::: Data provided
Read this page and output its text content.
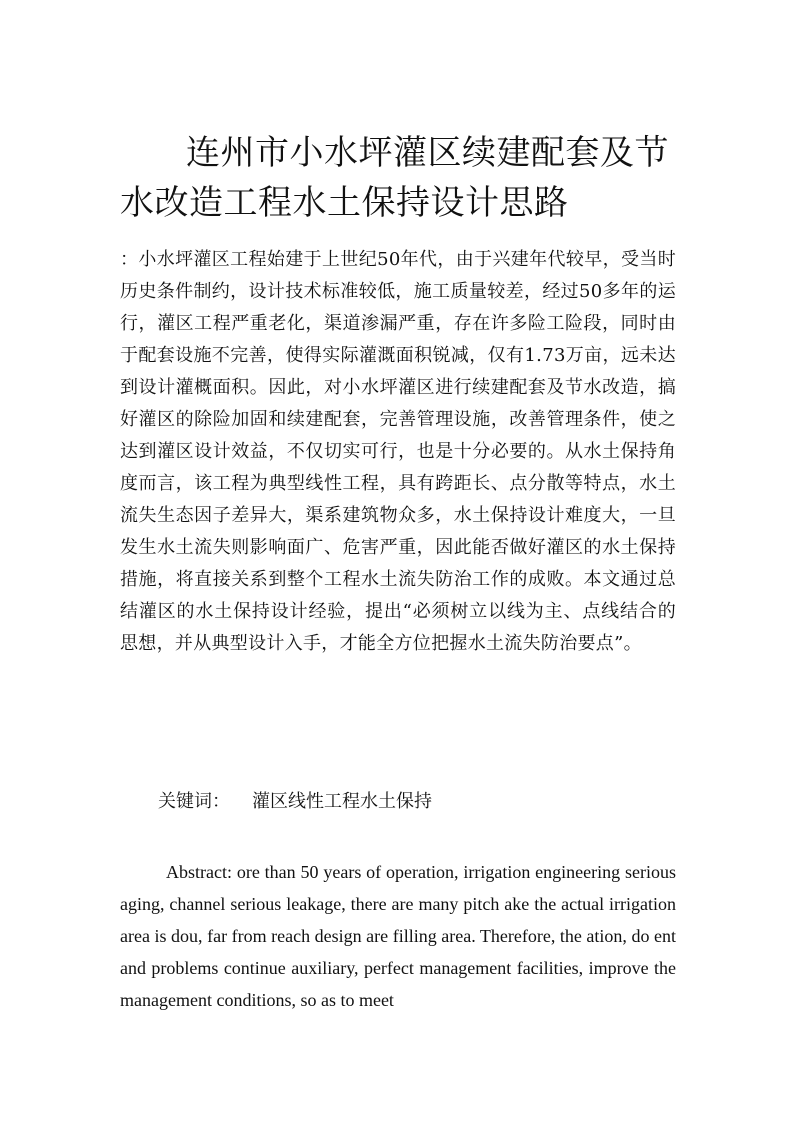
连州市小水坪灌区续建配套及节水改造工程水土保持设计思路

：小水坪灌区工程始建于上世纪50年代，由于兴建年代较早，受当时历史条件制约，设计技术标准较低，施工质量较差，经过50多年的运行，灌区工程严重老化，渠道渗漏严重，存在许多险工险段，同时由于配套设施不完善，使得实际灌溉面积锐减，仅有1.73万亩，远未达到设计灌概面积。因此，对小水坪灌区进行续建配套及节水改造，搞好灌区的除险加固和续建配套，完善管理设施，改善管理条件，使之达到灌区设计效益，不仅切实可行，也是十分必要的。从水土保持角度而言，该工程为典型线性工程，具有跨距长、点分散等特点，水土流失生态因子差异大，渠系建筑物众多，水土保持设计难度大，一旦发生水土流失则影响面广、危害严重，因此能否做好灌区的水土保持措施，将直接关系到整个工程水土流失防治工作的成败。本文通过总结灌区的水土保持设计经验，提出“必须树立以线为主、点线结合的思想，并从典型设计入手，才能全方位把握水土流失防治要点”。

关键词： 灌区线性工程水土保持

Abstract: ore than 50 years of operation, irrigation engineering serious aging, channel serious leakage, there are many pitch ake the actual irrigation area is dou, far from reach design are filling area. Therefore, the ation, do ent and problems continue auxiliary, perfect management facilities, improve the management conditions, so as to meet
::::::
▶ _Objective_: Make a word-for-word copy of the entries, without any pictures.

▶ _Response for this exercise_:
Read this page and output its text content.
连州市小水坪灌区续建配套及节水改造工程水土保持设计思路

：小水坪灌区工程始建于上世纪50年代，由于兴建年代较早，受当时历史条件制约，设计技术标准较低，施工质量较差，经过50多年的运行，灌区工程严重老化，渠道渗漏严重，存在许多险工险段，同时由于配套设施不完善，使得实际灌溉面积锐减，仅有1.73万亩，远未达到设计灌概面积。因此，对小水坪灌区进行续建配套及节水改造，搞好灌区的除险加固和续建配套，完善管理设施，改善管理条件，使之达到灌区设计效益，不仅切实可行，也是十分必要的。从水土保持角度而言，该工程为典型线性工程，具有跨距长、点分散等特点，水土流失生态因子差异大，渠系建筑物众多，水土保持设计难度大，一旦发生水土流失则影响面广、危害严重，因此能否做好灌区的水土保持措施，将直接关系到整个工程水土流失防治工作的成败。本文通过总结灌区的水土保持设计经验，提出“必须树立以线为主、点线结合的思想，并从典型设计入手，才能全方位把握水土流失防治要点”。

关键词： 灌区线性工程水土保持

Abstract: ore than 50 years of operation, irrigation engineering serious aging, channel serious leakage, there are many pitch ake the actual irrigation area is dou, far from reach design are filling area. Therefore, the ation, do ent and problems continue auxiliary, perfect management facilities, improve the management conditions, so as to meet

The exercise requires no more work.